# Given passage

Continuous lighting makes it easier to get the right lighting placement to avoid shadows or other unexpected complications, you might not want to spend time experimenting with strobes while your child is getting tired. I find continuous lighting much easier. I am really cramped, 14 feet wide sounds wonderful, I have maybe 8 ft or less width and about 16 feet deep (A trailer). I have two 16 ft ceiling mounted flexible tracks with 4 backdrops mounted to tracks, so I can slide the one I want into position with the unwanted ones around to the side. Since I do product photography, I get by with the narrow space. I do have a full size Mannequin on a wheeled base that I can roll into place for use by my wife, who takes snapshots of her sewing, and knitting creations.

I have strobes, but purchased two low cost 27 inch softboxes from Amazon. Each has two 85 watt CFL's and two 65 Watt CFL's. I mount them to the walls with angle brackets to save space. I can swivel them and angle them, one is higher than the other. I also have a ceiling mounted light which lights the backdrop, but is not totally satisfactory. Its amazing that just a tiny tweak can affect shadows, I'd never get things totally right experimenting with my strobes. The lights are fixed, so I move the subject closer or further away, while trying to keep as much distance to the backdrop as possible.


----------



## kat.hayes (Jan 12, 2017)

Thanks for all of the helpful info!

I actually have access to both strobes and continuous lighting. Hensel strobes and KNO FLO continuous lights.

1. What is the downside of using the continuous lighting? Just that it will not be able to freeze motion? It seems like it would be a lot cooler for working with babies and toddlers?
2. If I go with continuous lighting, should I use Tungsten or Daylight balanced lights?

Thanks!


----------



## ajfotofilmagem (Jan 12, 2017)

kat.hayes said:


> Thanks for all of the helpful info!
> 
> I actually have access to both strobes and continuous lighting. Hensel strobes and KNO FLO continuous lights.
> 
> ...


Continuous light will facilitate learning how to lighten the subject in the best way, although it has limited options for power adjustment in each individual light.

One drawback is that you need about 1/250 speed to freeze the movement of children.

Kino Flo has a well balanced color as well as high quality LED illuminators.

Halogen bulbs produce a lot of heat, making the child uncomfortable in a few minutes.

Natural light on a balcony, or in a very large window produces pleasant illumination. This can be made even better by adding continuous light with blue plastic to make the same color as natural light.


----------



## kat.hayes (Jan 12, 2017)

Are you saying that if I use continuous lighting I will need to shoot at around 1/250 shutter speed or faster to freeze motion? I'm still pretty new to all this, so at that speed, where should I plan on having my ISO with the continuous lighting? I'd like to blur the background, and will be using a 24-70mm f2.8 with a 5DM3 so I'm guessing I would be shooting somewhere between f2.8 - f4

Thanks!!!


----------



## ajfotofilmagem (Jan 12, 2017)

kat.hayes said:


> Are you saying that if I use continuous lighting I will need to shoot at around 1/250 shutter speed or faster to freeze motion? I'm still pretty new to all this, so at that speed, where should I plan on having my ISO with the continuous lighting? I'd like to blur the background, and will be using a 24-70mm f2.8 with a 5DM3 so I'm guessing I would be shooting somewhere between f2.8 - f4
> 
> Thanks!!!

# Data provided
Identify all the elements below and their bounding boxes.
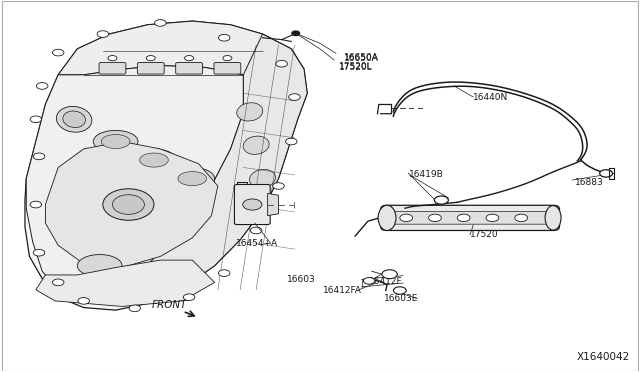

# What to do
(a) In the lighting thread, what CFLs does each of the two 27 inch softboxes contain?
(b) Translate this sentence from the lighting thread into Spanish: "Halogen bulbs produce a lot of heat, making the child uncomfortable in a few minutes."
The lines above come from a source separate from the lighting thread.

# Responses per task
(a) Each softbox has two 85 watt CFLs and two 65 watt CFLs.

(b) Las bombillas halógenas producen mucho calor, lo que hace que el niño se sienta incómodo en pocos minutos.